REQUEST: Below are some records; return each one exactly.

━━━━━━━━

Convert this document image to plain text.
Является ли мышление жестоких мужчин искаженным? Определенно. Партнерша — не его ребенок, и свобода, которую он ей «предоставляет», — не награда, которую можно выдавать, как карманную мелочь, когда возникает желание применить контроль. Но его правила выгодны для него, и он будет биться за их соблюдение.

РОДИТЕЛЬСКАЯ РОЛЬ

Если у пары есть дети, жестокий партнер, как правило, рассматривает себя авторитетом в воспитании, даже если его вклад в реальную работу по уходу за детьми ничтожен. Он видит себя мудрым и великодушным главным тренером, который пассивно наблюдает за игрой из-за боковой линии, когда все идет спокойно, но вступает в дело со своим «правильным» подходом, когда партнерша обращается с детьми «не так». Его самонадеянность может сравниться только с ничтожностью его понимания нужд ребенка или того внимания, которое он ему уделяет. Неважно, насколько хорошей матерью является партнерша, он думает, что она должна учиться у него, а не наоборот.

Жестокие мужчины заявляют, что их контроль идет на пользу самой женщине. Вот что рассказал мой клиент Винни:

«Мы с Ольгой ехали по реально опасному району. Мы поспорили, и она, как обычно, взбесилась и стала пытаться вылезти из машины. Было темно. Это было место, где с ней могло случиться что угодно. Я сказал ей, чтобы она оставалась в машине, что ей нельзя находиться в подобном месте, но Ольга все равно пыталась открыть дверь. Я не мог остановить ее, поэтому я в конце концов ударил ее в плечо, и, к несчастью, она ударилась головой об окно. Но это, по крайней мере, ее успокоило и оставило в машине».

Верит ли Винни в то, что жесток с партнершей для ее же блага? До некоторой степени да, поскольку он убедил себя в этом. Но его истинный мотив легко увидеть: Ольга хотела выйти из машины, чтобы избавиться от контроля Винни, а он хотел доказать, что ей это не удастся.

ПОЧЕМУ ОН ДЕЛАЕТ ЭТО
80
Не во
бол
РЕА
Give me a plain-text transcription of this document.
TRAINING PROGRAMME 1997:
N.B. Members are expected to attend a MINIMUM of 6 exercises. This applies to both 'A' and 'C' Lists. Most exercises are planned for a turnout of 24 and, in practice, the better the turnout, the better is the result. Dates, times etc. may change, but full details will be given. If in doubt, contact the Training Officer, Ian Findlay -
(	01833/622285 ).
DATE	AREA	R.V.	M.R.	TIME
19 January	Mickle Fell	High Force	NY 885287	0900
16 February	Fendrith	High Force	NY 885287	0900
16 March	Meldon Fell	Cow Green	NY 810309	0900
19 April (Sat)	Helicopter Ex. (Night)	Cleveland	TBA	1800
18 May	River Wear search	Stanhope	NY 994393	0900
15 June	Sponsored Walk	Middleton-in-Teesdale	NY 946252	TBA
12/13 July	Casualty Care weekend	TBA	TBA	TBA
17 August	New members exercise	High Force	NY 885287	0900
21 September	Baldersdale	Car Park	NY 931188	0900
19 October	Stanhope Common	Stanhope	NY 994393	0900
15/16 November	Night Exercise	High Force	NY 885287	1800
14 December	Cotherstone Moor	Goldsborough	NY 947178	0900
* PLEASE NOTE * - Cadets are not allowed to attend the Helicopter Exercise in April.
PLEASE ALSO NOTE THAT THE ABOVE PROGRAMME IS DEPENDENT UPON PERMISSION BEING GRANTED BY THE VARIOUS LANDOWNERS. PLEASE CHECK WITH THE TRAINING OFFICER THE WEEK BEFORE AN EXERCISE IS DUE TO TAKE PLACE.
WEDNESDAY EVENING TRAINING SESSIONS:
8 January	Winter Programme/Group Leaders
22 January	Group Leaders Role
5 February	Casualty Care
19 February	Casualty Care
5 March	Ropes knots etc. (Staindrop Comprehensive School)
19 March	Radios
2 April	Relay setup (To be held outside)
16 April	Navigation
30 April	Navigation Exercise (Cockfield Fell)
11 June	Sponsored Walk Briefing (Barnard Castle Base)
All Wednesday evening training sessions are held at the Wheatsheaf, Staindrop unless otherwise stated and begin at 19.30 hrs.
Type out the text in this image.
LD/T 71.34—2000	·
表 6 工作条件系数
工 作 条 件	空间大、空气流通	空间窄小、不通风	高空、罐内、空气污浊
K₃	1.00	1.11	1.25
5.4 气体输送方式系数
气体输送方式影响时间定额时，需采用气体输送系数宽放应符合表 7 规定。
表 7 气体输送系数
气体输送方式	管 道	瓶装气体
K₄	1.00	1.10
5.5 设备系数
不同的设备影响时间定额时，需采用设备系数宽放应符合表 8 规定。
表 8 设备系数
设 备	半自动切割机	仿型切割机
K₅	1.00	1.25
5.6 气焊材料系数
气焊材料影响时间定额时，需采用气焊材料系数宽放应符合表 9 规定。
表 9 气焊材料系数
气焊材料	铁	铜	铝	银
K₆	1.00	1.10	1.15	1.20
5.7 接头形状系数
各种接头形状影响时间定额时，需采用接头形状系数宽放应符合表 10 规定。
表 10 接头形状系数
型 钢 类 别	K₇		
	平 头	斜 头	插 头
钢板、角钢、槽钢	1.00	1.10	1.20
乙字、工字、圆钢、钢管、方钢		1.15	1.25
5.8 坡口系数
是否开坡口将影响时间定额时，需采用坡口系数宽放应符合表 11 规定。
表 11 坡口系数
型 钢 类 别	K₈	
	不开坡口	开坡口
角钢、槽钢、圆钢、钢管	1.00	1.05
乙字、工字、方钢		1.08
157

━━━━━━━━

OUTPUT BELOW:
Convert this document image to plain text.
Является ли мышление жестоких мужчин искаженным? Определенно. Партнерша — не его ребенок, и свобода, которую он ей «предоставляет», — не награда, которую можно выдавать, как карманную мелочь, когда возникает желание применить контроль. Но его правила выгодны для него, и он будет биться за их соблюдение.

РОДИТЕЛЬСКАЯ РОЛЬ

Если у пары есть дети, жестокий партнер, как правило, рассматривает себя авторитетом в воспитании, даже если его вклад в реальную работу по уходу за детьми ничтожен. Он видит себя мудрым и великодушным главным тренером, который пассивно наблюдает за игрой из-за боковой линии, когда все идет спокойно, но вступает в дело со своим «правильным» подходом, когда партнерша обращается с детьми «не так». Его самонадеянность может сравниться только с ничтожностью его понимания нужд ребенка или того внимания, которое он ему уделяет. Неважно, насколько хорошей матерью является партнерша, он думает, что она должна учиться у него, а не наоборот.

Жестокие мужчины заявляют, что их контроль идет на пользу самой женщине. Вот что рассказал мой клиент Винни:

«Мы с Ольгой ехали по реально опасному району. Мы поспорили, и она, как обычно, взбесилась и стала пытаться вылезти из машины. Было темно. Это было место, где с ней могло случиться что угодно. Я сказал ей, чтобы она оставалась в машине, что ей нельзя находиться в подобном месте, но Ольга все равно пыталась открыть дверь. Я не мог остановить ее, поэтому я в конце концов ударил ее в плечо, и, к несчастью, она ударилась головой об окно. Но это, по крайней мере, ее успокоило и оставило в машине».

Верит ли Винни в то, что жесток с партнершей для ее же блага? До некоторой степени да, поскольку он убедил себя в этом. Но его истинный мотив легко увидеть: Ольга хотела выйти из машины, чтобы избавиться от контроля Винни, а он хотел доказать, что ей это не удастся.

ПОЧЕМУ ОН ДЕЛАЕТ ЭТО
80
Не во
бол
РЕА
Give me a plain-text transcription of this document.
TRAINING PROGRAMME 1997:
N.B. Members are expected to attend a MINIMUM of 6 exercises. This applies to both 'A' and 'C' Lists. Most exercises are planned for a turnout of 24 and, in practice, the better the turnout, the better is the result. Dates, times etc. may change, but full details will be given. If in doubt, contact the Training Officer, Ian Findlay -
(	01833/622285 ).
DATE	AREA	R.V.	M.R.	TIME
19 January	Mickle Fell	High Force	NY 885287	0900
16 February	Fendrith	High Force	NY 885287	0900
16 March	Meldon Fell	Cow Green	NY 810309	0900
19 April (Sat)	Helicopter Ex. (Night)	Cleveland	TBA	1800
18 May	River Wear search	Stanhope	NY 994393	0900
15 June	Sponsored Walk	Middleton-in-Teesdale	NY 946252	TBA
12/13 July	Casualty Care weekend	TBA	TBA	TBA
17 August	New members exercise	High Force	NY 885287	0900
21 September	Baldersdale	Car Park	NY 931188	0900
19 October	Stanhope Common	Stanhope	NY 994393	0900
15/16 November	Night Exercise	High Force	NY 885287	1800
14 December	Cotherstone Moor	Goldsborough	NY 947178	0900
* PLEASE NOTE * - Cadets are not allowed to attend the Helicopter Exercise in April.
PLEASE ALSO NOTE THAT THE ABOVE PROGRAMME IS DEPENDENT UPON PERMISSION BEING GRANTED BY THE VARIOUS LANDOWNERS. PLEASE CHECK WITH THE TRAINING OFFICER THE WEEK BEFORE AN EXERCISE IS DUE TO TAKE PLACE.
WEDNESDAY EVENING TRAINING SESSIONS:
8 January	Winter Programme/Group Leaders
22 January	Group Leaders Role
5 February	Casualty Care
19 February	Casualty Care
5 March	Ropes knots etc. (Staindrop Comprehensive School)
19 March	Radios
2 April	Relay setup (To be held outside)
16 April	Navigation
30 April	Navigation Exercise (Cockfield Fell)
11 June	Sponsored Walk Briefing (Barnard Castle Base)
All Wednesday evening training sessions are held at the Wheatsheaf, Staindrop unless otherwise stated and begin at 19.30 hrs.
Type out the text in this image.
LD/T 71.34—2000	·
表 6 工作条件系数
工 作 条 件	空间大、空气流通	空间窄小、不通风	高空、罐内、空气污浊
K₃	1.00	1.11	1.25
5.4 气体输送方式系数
气体输送方式影响时间定额时，需采用气体输送系数宽放应符合表 7 规定。
表 7 气体输送系数
气体输送方式	管 道	瓶装气体
K₄	1.00	1.10
5.5 设备系数
不同的设备影响时间定额时，需采用设备系数宽放应符合表 8 规定。
表 8 设备系数
设 备	半自动切割机	仿型切割机
K₅	1.00	1.25
5.6 气焊材料系数
气焊材料影响时间定额时，需采用气焊材料系数宽放应符合表 9 规定。
表 9 气焊材料系数
气焊材料	铁	铜	铝	银
K₆	1.00	1.10	1.15	1.20
5.7 接头形状系数
各种接头形状影响时间定额时，需采用接头形状系数宽放应符合表 10 规定。
表 10 接头形状系数
型 钢 类 别	K₇		
	平 头	斜 头	插 头
钢板、角钢、槽钢	1.00	1.10	1.20
乙字、工字、圆钢、钢管、方钢		1.15	1.25
5.8 坡口系数
是否开坡口将影响时间定额时，需采用坡口系数宽放应符合表 11 规定。
表 11 坡口系数
型 钢 类 别	K₈	
	不开坡口	开坡口
角钢、槽钢、圆钢、钢管	1.00	1.05
乙字、工字、方钢		1.08
157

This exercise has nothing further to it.